**ENTRIES SUPPLIED:**
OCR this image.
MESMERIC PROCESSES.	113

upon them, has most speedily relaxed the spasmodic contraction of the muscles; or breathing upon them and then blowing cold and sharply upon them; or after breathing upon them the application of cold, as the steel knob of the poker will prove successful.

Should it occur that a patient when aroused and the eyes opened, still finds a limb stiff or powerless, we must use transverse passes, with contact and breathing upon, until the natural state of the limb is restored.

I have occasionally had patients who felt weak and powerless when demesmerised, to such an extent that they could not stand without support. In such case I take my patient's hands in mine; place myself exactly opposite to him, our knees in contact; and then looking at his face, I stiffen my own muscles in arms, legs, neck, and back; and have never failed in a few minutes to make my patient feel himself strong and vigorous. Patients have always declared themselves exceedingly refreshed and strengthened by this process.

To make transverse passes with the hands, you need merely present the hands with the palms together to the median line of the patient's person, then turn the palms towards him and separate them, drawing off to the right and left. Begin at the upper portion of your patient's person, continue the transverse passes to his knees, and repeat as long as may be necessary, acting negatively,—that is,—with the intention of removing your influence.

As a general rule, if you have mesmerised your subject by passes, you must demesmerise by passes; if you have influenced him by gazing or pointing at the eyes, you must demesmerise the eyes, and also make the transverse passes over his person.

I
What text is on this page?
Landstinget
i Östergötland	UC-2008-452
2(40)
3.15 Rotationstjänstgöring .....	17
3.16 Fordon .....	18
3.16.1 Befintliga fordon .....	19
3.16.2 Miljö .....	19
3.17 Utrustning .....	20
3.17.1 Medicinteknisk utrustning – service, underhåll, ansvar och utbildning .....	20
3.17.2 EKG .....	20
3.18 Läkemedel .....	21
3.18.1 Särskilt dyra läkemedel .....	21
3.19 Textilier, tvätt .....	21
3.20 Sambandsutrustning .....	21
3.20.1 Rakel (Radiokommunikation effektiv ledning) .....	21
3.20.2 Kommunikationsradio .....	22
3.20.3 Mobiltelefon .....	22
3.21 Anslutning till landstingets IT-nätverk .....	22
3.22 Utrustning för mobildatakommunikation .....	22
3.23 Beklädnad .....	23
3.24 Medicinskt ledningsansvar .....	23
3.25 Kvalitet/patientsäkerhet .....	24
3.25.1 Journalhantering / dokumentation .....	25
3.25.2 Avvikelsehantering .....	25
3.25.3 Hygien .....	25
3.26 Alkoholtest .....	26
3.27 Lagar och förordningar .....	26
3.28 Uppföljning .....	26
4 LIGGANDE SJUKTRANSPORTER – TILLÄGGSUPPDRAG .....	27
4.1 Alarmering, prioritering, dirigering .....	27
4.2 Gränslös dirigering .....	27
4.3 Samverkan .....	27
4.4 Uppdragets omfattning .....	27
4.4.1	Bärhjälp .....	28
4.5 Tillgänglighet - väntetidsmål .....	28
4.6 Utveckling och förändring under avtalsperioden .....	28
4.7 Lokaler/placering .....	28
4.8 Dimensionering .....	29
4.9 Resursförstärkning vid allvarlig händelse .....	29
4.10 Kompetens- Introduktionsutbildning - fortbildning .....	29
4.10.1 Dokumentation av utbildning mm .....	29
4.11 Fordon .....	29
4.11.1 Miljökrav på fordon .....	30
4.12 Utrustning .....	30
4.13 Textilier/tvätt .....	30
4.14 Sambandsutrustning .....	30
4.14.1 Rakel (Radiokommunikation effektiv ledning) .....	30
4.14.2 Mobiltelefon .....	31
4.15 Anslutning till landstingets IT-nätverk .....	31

**EXERCISE AIM:**
Every line from the one containing "What text is on this page?" through the last line of the entries above must be output exactly. Leave the rest out.

**TASK SOLUTION:**
What text is on this page?
Landstinget
i Östergötland	UC-2008-452
2(40)
3.15 Rotationstjänstgöring .....	17
3.16 Fordon .....	18
3.16.1 Befintliga fordon .....	19
3.16.2 Miljö .....	19
3.17 Utrustning .....	20
3.17.1 Medicinteknisk utrustning – service, underhåll, ansvar och utbildning .....	20
3.17.2 EKG .....	20
3.18 Läkemedel .....	21
3.18.1 Särskilt dyra läkemedel .....	21
3.19 Textilier, tvätt .....	21
3.20 Sambandsutrustning .....	21
3.20.1 Rakel (Radiokommunikation effektiv ledning) .....	21
3.20.2 Kommunikationsradio .....	22
3.20.3 Mobiltelefon .....	22
3.21 Anslutning till landstingets IT-nätverk .....	22
3.22 Utrustning för mobildatakommunikation .....	22
3.23 Beklädnad .....	23
3.24 Medicinskt ledningsansvar .....	23
3.25 Kvalitet/patientsäkerhet .....	24
3.25.1 Journalhantering / dokumentation .....	25
3.25.2 Avvikelsehantering .....	25
3.25.3 Hygien .....	25
3.26 Alkoholtest .....	26
3.27 Lagar och förordningar .....	26
3.28 Uppföljning .....	26
4 LIGGANDE SJUKTRANSPORTER – TILLÄGGSUPPDRAG .....	27
4.1 Alarmering, prioritering, dirigering .....	27
4.2 Gränslös dirigering .....	27
4.3 Samverkan .....	27
4.4 Uppdragets omfattning .....	27
4.4.1	Bärhjälp .....	28
4.5 Tillgänglighet - väntetidsmål .....	28
4.6 Utveckling och förändring under avtalsperioden .....	28
4.7 Lokaler/placering .....	28
4.8 Dimensionering .....	29
4.9 Resursförstärkning vid allvarlig händelse .....	29
4.10 Kompetens- Introduktionsutbildning - fortbildning .....	29
4.10.1 Dokumentation av utbildning mm .....	29
4.11 Fordon .....	29
4.11.1 Miljökrav på fordon .....	30
4.12 Utrustning .....	30
4.13 Textilier/tvätt .....	30
4.14 Sambandsutrustning .....	30
4.14.1 Rakel (Radiokommunikation effektiv ledning) .....	30
4.14.2 Mobiltelefon .....	31
4.15 Anslutning till landstingets IT-nätverk .....	31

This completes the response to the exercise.